Lignes d'un jeu de données de mise en page:
•••

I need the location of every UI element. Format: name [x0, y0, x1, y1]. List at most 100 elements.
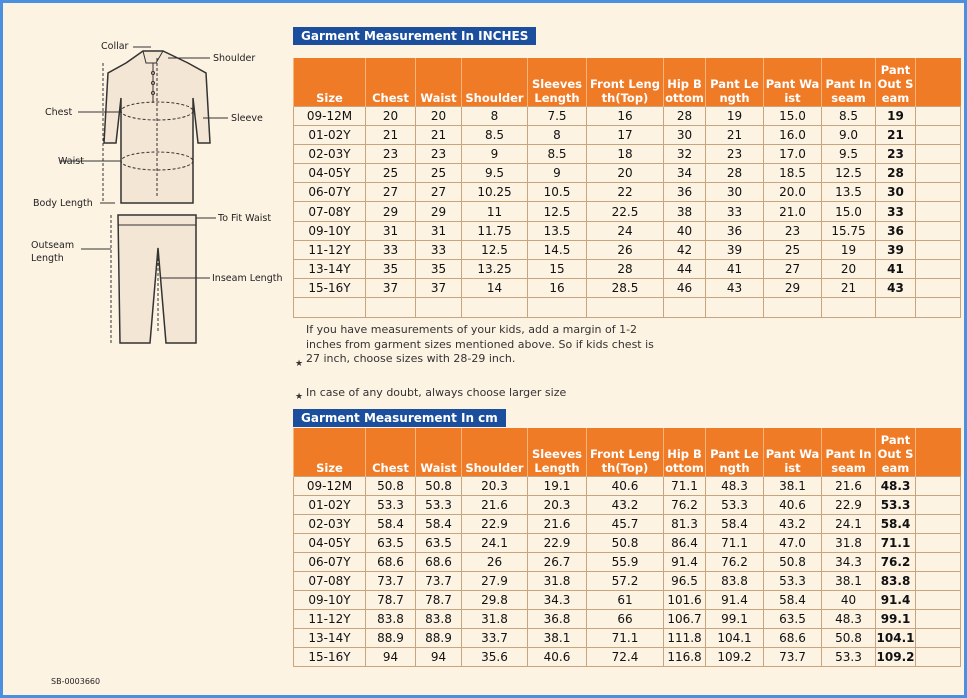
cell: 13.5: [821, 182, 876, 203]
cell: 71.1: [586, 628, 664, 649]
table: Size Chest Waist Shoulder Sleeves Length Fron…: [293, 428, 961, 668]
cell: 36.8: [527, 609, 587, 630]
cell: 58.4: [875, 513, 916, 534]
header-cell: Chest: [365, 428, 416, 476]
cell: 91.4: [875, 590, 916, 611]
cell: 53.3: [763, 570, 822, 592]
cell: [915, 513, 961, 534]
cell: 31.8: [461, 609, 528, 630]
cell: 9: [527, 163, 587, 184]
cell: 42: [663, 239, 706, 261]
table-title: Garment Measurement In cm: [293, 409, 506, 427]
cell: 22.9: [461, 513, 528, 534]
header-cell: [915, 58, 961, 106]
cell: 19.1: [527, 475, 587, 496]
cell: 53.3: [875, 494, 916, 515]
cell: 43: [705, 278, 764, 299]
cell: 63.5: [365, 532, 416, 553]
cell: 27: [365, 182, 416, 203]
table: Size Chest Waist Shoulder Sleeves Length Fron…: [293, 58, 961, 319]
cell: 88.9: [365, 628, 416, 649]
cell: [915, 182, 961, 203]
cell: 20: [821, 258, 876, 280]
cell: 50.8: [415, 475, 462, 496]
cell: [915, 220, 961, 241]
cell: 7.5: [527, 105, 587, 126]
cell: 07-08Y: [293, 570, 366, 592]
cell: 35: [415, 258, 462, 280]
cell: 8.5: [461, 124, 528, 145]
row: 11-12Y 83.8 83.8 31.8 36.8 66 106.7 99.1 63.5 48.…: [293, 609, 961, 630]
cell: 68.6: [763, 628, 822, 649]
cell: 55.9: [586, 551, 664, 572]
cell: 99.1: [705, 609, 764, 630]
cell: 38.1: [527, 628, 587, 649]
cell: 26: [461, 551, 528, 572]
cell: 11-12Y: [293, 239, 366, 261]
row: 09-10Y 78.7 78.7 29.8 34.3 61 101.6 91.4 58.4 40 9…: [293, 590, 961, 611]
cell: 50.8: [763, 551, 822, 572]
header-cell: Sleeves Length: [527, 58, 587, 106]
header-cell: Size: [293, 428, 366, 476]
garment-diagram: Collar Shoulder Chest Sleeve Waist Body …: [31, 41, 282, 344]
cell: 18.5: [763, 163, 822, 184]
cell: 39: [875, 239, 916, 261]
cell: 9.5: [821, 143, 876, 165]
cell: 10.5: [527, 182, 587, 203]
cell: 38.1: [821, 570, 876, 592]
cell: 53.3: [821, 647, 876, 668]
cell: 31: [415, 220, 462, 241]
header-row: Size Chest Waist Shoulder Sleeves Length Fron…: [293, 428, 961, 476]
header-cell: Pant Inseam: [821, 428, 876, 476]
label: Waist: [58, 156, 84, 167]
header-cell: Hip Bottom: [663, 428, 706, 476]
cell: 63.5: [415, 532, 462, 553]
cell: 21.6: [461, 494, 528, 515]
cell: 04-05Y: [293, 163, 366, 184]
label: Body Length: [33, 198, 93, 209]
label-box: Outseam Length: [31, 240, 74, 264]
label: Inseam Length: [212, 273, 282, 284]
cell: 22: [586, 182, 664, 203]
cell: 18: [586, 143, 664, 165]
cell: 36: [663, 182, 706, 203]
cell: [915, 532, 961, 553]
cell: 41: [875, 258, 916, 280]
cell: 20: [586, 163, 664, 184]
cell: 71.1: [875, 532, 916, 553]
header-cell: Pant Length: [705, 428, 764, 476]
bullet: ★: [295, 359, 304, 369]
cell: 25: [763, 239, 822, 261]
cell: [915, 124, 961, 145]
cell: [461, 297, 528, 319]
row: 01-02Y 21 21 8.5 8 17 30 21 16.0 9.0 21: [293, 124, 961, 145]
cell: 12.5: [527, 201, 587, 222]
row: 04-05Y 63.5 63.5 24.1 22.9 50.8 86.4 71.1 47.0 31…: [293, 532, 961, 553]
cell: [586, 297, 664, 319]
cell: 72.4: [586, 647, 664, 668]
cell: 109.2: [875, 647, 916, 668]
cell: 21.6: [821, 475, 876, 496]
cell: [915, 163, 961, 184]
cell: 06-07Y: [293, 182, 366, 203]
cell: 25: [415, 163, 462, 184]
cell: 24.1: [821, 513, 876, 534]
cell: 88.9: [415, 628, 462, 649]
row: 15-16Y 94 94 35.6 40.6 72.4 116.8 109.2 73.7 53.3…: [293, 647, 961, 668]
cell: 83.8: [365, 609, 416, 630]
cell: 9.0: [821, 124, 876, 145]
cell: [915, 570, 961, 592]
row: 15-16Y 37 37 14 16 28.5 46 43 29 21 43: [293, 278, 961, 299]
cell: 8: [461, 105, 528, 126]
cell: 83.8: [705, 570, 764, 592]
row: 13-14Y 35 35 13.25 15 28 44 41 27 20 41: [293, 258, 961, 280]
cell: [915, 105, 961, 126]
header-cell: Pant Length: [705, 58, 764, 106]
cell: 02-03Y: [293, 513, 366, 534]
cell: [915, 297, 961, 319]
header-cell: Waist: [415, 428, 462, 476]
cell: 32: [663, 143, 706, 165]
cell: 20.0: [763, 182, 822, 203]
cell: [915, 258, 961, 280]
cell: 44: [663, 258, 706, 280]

•••

■ **Consigne**:
Recopiez mot pour mot toutes les lignes ci-dessus, en laissant les images de côté.

■ **Corrigé**:
I need the location of every UI element. Format: name [x0, y0, x1, y1]. List at most 100 elements.
cell: 13.5: [821, 182, 876, 203]
cell: 71.1: [586, 628, 664, 649]
table: Size Chest Waist Shoulder Sleeves Length Fron…: [293, 428, 961, 668]
cell: 36.8: [527, 609, 587, 630]
cell: 58.4: [875, 513, 916, 534]
header-cell: Chest: [365, 428, 416, 476]
cell: 91.4: [875, 590, 916, 611]
cell: 53.3: [763, 570, 822, 592]
cell: [915, 513, 961, 534]
cell: 31.8: [461, 609, 528, 630]
cell: 9: [527, 163, 587, 184]
cell: 42: [663, 239, 706, 261]
table-title: Garment Measurement In cm: [293, 409, 506, 427]
cell: 22.9: [461, 513, 528, 534]
header-cell: [915, 58, 961, 106]
cell: 19.1: [527, 475, 587, 496]
cell: 53.3: [875, 494, 916, 515]
cell: 43: [705, 278, 764, 299]
cell: 63.5: [365, 532, 416, 553]
cell: 27: [365, 182, 416, 203]
table: Size Chest Waist Shoulder Sleeves Length Fron…: [293, 58, 961, 319]
cell: 88.9: [365, 628, 416, 649]
cell: [915, 182, 961, 203]
cell: 20: [821, 258, 876, 280]
cell: 50.8: [415, 475, 462, 496]
cell: [915, 220, 961, 241]
cell: 7.5: [527, 105, 587, 126]
cell: 07-08Y: [293, 570, 366, 592]
cell: 35: [415, 258, 462, 280]
cell: 8.5: [461, 124, 528, 145]
row: 11-12Y 83.8 83.8 31.8 36.8 66 106.7 99.1 63.5 48.…: [293, 609, 961, 630]
cell: 68.6: [763, 628, 822, 649]
cell: 55.9: [586, 551, 664, 572]
cell: 99.1: [705, 609, 764, 630]
cell: 38.1: [527, 628, 587, 649]
cell: 26: [461, 551, 528, 572]
cell: 11-12Y: [293, 239, 366, 261]
row: 09-10Y 78.7 78.7 29.8 34.3 61 101.6 91.4 58.4 40 9…: [293, 590, 961, 611]
cell: 50.8: [763, 551, 822, 572]
header-cell: Sleeves Length: [527, 58, 587, 106]
header-cell: Size: [293, 428, 366, 476]
garment-diagram: Collar Shoulder Chest Sleeve Waist Body …: [31, 41, 282, 344]
cell: 18.5: [763, 163, 822, 184]
cell: 39: [875, 239, 916, 261]
cell: 9.5: [821, 143, 876, 165]
cell: 10.5: [527, 182, 587, 203]
cell: 38.1: [821, 570, 876, 592]
cell: 53.3: [821, 647, 876, 668]
cell: 31: [415, 220, 462, 241]
header-row: Size Chest Waist Shoulder Sleeves Length Fron…: [293, 428, 961, 476]
header-cell: Pant Inseam: [821, 428, 876, 476]
label: Waist: [58, 156, 84, 167]
header-cell: Hip Bottom: [663, 428, 706, 476]
cell: 63.5: [415, 532, 462, 553]
cell: 21.6: [461, 494, 528, 515]
cell: 04-05Y: [293, 163, 366, 184]
label: Body Length: [33, 198, 93, 209]
label-box: Outseam Length: [31, 240, 74, 264]
label: Inseam Length: [212, 273, 282, 284]
cell: 22: [586, 182, 664, 203]
cell: 18: [586, 143, 664, 165]
cell: 36: [663, 182, 706, 203]
cell: [915, 532, 961, 553]
cell: 41: [875, 258, 916, 280]
cell: 20: [586, 163, 664, 184]
cell: 71.1: [875, 532, 916, 553]
header-cell: Pant Length: [705, 428, 764, 476]
bullet: ★: [295, 359, 304, 369]
cell: 25: [763, 239, 822, 261]
cell: [915, 124, 961, 145]
cell: [461, 297, 528, 319]
row: 01-02Y 21 21 8.5 8 17 30 21 16.0 9.0 21: [293, 124, 961, 145]
cell: 12.5: [527, 201, 587, 222]
row: 04-05Y 63.5 63.5 24.1 22.9 50.8 86.4 71.1 47.0 31…: [293, 532, 961, 553]
cell: [586, 297, 664, 319]
cell: 72.4: [586, 647, 664, 668]
cell: 109.2: [875, 647, 916, 668]
cell: 21.6: [821, 475, 876, 496]
cell: [915, 163, 961, 184]
cell: 06-07Y: [293, 182, 366, 203]
cell: 25: [415, 163, 462, 184]
cell: 24.1: [821, 513, 876, 534]
cell: 88.9: [415, 628, 462, 649]
row: 15-16Y 94 94 35.6 40.6 72.4 116.8 109.2 73.7 53.3…: [293, 647, 961, 668]
cell: 83.8: [365, 609, 416, 630]
cell: 9.0: [821, 124, 876, 145]
cell: [915, 570, 961, 592]
row: 15-16Y 37 37 14 16 28.5 46 43 29 21 43: [293, 278, 961, 299]
cell: 8: [461, 105, 528, 126]
cell: 83.8: [705, 570, 764, 592]
row: 13-14Y 35 35 13.25 15 28 44 41 27 20 41: [293, 258, 961, 280]
cell: [915, 105, 961, 126]
header-cell: Pant Length: [705, 58, 764, 106]
cell: 02-03Y: [293, 513, 366, 534]
cell: [915, 297, 961, 319]
header-cell: Waist: [415, 428, 462, 476]
cell: 32: [663, 143, 706, 165]
cell: 20.0: [763, 182, 822, 203]
cell: [915, 258, 961, 280]
cell: 44: [663, 258, 706, 280]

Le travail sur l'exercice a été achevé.